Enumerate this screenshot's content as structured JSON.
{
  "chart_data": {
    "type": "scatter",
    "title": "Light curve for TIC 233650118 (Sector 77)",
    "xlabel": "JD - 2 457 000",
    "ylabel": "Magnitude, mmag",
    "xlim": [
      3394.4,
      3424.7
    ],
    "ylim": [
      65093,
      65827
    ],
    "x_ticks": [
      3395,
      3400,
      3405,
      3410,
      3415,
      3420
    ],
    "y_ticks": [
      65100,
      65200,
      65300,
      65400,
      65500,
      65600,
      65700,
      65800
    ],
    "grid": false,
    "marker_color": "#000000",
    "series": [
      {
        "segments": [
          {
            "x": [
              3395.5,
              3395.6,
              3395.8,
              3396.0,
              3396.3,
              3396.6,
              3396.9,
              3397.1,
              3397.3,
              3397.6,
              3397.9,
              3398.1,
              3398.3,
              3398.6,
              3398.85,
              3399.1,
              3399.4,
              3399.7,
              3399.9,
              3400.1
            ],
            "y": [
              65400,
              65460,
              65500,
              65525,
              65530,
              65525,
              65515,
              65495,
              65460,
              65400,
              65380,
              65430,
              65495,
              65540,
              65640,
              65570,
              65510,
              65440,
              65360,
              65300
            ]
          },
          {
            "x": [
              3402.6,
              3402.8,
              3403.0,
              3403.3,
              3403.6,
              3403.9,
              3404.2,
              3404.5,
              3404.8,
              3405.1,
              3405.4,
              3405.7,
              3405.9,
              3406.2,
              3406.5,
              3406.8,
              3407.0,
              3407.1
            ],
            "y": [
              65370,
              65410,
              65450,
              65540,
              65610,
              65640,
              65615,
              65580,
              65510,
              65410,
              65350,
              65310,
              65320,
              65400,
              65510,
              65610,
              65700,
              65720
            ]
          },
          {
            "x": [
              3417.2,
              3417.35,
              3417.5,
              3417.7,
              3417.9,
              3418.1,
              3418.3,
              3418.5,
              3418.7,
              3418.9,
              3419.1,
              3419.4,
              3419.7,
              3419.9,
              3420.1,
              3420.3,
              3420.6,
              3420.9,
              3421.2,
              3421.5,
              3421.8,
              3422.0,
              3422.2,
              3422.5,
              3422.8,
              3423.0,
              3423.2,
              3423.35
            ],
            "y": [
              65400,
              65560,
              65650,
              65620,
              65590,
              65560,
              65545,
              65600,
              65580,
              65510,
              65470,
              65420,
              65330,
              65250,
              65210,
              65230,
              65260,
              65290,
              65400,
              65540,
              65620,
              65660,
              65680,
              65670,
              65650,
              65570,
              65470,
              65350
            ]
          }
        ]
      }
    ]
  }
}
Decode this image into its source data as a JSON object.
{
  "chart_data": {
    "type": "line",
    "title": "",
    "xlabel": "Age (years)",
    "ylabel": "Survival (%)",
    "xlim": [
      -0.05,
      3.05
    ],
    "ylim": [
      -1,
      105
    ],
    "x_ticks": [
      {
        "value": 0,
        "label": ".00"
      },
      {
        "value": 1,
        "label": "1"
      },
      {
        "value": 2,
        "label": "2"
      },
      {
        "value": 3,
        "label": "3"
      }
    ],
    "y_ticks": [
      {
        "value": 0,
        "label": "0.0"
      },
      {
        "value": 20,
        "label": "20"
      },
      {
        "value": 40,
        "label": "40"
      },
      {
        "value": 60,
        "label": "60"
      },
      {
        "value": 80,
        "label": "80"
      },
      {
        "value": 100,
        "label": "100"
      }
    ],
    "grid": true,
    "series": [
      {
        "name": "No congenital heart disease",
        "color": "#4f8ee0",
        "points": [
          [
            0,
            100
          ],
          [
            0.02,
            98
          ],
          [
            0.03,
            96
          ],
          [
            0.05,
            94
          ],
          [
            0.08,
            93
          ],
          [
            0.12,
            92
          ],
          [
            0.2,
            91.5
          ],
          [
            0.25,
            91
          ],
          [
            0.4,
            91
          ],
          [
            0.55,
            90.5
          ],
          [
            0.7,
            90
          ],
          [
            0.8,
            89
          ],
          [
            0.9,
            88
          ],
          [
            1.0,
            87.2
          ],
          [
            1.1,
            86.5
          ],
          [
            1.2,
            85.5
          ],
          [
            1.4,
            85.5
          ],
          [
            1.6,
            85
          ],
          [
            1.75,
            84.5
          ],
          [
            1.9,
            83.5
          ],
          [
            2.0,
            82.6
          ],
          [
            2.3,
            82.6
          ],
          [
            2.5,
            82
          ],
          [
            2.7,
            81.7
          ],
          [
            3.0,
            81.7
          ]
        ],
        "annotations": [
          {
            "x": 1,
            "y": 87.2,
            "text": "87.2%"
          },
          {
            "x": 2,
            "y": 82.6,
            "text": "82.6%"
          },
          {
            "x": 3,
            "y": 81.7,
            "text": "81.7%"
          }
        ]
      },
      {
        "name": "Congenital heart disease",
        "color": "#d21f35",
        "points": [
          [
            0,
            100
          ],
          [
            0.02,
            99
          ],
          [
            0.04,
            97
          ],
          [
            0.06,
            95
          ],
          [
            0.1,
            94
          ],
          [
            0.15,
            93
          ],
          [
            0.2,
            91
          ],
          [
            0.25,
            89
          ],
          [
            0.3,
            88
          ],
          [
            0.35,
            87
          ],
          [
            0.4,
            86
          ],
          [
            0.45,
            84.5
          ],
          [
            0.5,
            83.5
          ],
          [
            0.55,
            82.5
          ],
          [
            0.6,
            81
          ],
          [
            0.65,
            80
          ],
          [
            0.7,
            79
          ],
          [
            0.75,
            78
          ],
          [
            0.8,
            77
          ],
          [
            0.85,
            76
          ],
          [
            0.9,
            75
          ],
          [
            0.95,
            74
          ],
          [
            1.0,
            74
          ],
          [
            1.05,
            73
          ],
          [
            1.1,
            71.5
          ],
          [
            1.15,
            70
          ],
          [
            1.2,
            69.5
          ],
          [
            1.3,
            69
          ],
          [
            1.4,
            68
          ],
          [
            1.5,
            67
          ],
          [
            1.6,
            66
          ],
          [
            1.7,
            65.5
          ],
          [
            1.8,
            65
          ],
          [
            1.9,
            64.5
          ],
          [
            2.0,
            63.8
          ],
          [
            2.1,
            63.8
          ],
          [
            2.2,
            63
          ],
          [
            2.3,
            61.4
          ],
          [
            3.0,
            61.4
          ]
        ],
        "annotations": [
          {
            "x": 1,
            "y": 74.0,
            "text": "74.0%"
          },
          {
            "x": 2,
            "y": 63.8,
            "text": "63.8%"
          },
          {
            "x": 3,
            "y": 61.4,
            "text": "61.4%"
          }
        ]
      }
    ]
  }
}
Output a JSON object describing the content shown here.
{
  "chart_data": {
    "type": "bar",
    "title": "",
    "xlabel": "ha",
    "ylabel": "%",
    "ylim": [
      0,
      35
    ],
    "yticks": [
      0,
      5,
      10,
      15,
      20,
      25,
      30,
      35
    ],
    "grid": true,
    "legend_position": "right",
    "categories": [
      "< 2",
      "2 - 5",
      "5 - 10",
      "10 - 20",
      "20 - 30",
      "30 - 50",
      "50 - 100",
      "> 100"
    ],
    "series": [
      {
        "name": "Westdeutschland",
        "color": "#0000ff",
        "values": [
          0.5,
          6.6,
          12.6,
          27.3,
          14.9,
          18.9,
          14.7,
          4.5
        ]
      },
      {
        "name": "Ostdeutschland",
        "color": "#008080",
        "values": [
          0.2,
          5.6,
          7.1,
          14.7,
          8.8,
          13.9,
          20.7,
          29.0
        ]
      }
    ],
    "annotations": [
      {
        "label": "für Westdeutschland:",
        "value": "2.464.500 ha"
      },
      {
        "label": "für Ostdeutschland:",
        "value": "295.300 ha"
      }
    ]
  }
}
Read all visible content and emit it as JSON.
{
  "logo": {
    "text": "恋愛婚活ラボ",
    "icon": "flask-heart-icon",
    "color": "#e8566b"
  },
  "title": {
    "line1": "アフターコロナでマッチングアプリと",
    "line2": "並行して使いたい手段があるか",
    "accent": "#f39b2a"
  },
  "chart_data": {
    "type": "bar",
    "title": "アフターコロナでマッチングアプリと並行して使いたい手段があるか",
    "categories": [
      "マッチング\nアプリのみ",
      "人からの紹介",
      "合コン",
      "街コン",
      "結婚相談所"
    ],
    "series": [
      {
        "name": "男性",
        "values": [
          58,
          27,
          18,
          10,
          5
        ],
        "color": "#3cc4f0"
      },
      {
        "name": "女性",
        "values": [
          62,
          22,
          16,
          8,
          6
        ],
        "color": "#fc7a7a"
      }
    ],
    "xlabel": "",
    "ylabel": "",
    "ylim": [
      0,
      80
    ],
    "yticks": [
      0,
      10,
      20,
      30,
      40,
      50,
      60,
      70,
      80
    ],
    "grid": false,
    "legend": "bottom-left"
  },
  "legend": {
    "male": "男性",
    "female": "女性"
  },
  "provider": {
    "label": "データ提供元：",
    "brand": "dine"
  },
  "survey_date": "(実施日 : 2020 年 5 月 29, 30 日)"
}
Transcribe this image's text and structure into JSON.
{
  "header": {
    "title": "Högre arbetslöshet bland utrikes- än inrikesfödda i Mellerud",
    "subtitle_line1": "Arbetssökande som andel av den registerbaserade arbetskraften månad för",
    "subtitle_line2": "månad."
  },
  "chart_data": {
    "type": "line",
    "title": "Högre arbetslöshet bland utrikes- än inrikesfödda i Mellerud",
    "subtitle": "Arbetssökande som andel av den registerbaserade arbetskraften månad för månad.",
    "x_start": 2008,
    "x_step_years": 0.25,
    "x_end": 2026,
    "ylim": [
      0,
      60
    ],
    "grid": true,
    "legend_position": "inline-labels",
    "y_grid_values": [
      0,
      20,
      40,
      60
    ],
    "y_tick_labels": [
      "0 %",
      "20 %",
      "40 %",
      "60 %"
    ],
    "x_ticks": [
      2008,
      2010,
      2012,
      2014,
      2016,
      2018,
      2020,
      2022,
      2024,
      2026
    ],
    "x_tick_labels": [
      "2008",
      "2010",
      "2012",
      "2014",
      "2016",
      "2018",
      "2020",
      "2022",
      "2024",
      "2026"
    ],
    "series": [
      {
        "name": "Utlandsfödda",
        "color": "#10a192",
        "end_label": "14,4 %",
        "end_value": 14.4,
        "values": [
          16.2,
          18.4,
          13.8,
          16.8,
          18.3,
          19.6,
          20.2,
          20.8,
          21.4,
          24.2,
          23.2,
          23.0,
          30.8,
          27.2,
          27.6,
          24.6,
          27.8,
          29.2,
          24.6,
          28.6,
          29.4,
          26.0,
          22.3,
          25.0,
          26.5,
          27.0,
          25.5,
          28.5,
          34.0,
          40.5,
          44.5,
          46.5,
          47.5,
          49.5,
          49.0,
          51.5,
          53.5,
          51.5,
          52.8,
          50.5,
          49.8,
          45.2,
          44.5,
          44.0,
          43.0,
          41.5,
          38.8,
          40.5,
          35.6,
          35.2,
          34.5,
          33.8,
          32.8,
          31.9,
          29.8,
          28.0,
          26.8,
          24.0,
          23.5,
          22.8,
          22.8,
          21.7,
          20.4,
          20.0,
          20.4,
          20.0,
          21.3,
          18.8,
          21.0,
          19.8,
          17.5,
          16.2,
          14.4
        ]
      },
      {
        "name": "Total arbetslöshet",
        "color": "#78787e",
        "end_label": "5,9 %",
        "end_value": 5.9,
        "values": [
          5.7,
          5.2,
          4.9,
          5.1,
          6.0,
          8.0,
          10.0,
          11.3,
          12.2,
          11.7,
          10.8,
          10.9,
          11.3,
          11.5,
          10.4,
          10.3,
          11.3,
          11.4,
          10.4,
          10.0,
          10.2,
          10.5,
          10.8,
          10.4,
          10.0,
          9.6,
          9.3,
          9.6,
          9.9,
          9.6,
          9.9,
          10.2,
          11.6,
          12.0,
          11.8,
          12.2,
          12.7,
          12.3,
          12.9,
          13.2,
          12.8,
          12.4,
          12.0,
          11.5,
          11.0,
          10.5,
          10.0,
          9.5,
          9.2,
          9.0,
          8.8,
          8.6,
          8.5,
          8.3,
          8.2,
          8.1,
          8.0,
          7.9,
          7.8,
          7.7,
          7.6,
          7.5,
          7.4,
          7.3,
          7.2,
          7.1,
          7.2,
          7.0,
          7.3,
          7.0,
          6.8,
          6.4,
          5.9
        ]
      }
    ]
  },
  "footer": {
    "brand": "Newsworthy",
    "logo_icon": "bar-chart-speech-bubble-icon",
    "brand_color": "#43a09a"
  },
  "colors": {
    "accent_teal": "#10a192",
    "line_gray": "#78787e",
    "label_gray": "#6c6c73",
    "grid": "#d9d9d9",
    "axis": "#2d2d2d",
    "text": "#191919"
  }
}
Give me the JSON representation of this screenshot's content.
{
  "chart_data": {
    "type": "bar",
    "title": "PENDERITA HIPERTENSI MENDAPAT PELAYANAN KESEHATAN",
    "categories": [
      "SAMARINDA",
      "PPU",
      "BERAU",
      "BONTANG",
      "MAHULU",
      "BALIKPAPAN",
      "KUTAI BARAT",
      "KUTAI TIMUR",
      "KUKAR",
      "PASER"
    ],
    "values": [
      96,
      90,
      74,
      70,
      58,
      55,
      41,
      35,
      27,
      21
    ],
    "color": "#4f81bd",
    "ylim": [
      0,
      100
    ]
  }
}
::::::
Instructions for the task:
Report all lines of the data above that include the string "icon".

Result:
    "icon": "flask-heart-icon",
    "logo_icon": "bar-chart-speech-bubble-icon",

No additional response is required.